---------- Data section ----------
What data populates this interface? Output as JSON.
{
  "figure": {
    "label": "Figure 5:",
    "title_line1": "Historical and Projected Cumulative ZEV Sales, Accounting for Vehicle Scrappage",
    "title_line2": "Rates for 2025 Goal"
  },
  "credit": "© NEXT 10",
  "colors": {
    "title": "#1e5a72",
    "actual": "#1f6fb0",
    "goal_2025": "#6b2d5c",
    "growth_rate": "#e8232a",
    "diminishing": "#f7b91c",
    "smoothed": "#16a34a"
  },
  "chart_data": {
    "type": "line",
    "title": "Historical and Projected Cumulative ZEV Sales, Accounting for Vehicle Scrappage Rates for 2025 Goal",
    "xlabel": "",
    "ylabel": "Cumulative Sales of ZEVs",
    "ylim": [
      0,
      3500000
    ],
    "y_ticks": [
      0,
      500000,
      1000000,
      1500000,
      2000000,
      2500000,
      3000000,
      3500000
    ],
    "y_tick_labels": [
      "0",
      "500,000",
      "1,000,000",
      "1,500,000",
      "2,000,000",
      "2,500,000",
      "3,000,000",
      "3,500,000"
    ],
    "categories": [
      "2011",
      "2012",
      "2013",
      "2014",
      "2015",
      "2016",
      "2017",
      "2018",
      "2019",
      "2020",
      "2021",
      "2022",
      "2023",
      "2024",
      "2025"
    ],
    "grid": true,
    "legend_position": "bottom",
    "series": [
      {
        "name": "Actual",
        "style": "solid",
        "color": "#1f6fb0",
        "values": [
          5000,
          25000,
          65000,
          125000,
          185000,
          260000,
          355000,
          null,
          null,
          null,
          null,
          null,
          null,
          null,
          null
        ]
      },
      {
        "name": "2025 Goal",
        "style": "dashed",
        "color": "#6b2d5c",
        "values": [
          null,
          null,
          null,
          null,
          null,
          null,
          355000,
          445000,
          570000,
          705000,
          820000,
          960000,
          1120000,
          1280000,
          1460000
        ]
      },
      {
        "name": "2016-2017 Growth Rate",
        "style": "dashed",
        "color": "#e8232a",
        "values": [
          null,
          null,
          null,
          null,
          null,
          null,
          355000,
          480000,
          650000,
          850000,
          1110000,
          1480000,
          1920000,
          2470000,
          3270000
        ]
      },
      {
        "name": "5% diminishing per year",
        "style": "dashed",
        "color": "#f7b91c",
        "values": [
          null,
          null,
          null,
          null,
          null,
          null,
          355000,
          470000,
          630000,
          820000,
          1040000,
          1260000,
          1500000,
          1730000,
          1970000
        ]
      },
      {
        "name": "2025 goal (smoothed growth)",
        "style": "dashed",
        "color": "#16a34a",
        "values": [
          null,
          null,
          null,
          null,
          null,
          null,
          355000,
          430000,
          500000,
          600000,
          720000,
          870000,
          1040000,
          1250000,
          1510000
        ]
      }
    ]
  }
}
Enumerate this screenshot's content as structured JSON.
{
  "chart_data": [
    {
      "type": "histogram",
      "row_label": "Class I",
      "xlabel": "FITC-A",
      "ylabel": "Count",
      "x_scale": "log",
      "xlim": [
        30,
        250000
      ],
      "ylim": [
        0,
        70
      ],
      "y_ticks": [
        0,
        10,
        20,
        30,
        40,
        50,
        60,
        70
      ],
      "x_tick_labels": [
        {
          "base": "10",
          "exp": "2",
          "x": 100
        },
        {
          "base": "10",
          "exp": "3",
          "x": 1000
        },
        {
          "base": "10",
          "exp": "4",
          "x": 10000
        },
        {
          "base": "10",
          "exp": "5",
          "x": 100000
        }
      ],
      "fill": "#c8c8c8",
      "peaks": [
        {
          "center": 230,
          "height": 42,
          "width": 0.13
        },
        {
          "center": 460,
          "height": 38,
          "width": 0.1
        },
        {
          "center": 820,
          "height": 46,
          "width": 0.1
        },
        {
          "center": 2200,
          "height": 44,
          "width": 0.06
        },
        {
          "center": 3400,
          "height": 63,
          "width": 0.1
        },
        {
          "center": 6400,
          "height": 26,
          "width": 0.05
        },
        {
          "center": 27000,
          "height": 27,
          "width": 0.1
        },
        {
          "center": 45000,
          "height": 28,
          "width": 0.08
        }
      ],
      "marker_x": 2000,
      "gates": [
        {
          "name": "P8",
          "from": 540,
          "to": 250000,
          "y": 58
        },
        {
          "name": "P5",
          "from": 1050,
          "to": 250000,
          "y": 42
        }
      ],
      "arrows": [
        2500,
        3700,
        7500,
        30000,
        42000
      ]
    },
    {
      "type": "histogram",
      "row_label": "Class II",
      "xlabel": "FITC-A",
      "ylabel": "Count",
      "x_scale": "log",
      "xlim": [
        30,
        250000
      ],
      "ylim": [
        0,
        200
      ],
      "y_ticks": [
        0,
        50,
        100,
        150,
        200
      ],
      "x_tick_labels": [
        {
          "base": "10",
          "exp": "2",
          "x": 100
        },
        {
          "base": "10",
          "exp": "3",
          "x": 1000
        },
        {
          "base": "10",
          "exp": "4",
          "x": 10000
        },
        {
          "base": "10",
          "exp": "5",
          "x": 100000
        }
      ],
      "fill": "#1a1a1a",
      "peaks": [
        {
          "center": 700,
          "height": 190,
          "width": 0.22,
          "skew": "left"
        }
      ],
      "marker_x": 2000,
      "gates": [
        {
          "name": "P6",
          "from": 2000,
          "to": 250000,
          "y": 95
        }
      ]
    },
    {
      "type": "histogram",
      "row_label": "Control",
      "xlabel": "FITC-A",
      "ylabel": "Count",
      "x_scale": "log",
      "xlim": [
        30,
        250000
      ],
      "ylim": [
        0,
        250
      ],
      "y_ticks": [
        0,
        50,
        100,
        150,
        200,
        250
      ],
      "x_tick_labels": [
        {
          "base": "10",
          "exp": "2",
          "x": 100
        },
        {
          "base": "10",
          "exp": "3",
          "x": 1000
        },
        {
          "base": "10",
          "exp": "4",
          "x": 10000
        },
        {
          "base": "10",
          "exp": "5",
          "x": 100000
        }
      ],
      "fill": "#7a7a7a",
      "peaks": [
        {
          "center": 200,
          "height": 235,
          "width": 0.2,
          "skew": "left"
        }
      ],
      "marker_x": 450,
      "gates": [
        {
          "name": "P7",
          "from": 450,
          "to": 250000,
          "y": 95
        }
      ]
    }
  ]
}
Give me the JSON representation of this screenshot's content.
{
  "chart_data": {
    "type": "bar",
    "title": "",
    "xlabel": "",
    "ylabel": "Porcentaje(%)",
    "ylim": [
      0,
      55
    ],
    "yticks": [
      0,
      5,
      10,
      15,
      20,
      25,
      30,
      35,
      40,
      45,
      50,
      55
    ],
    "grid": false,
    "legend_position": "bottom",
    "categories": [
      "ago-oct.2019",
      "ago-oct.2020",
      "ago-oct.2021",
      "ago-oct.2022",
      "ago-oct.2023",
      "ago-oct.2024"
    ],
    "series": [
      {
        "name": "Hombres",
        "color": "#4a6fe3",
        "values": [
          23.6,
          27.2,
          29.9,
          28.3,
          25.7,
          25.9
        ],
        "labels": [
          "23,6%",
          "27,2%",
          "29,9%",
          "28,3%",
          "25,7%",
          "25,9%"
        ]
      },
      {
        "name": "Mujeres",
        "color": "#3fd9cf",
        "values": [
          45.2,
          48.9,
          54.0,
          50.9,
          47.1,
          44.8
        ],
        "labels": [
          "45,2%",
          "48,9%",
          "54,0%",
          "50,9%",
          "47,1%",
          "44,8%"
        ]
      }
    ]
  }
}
----------
■ Instructions to follow: Across the preceding material, how many lines contain the word "name"? State the number alone.

■ Response for this exercise: 11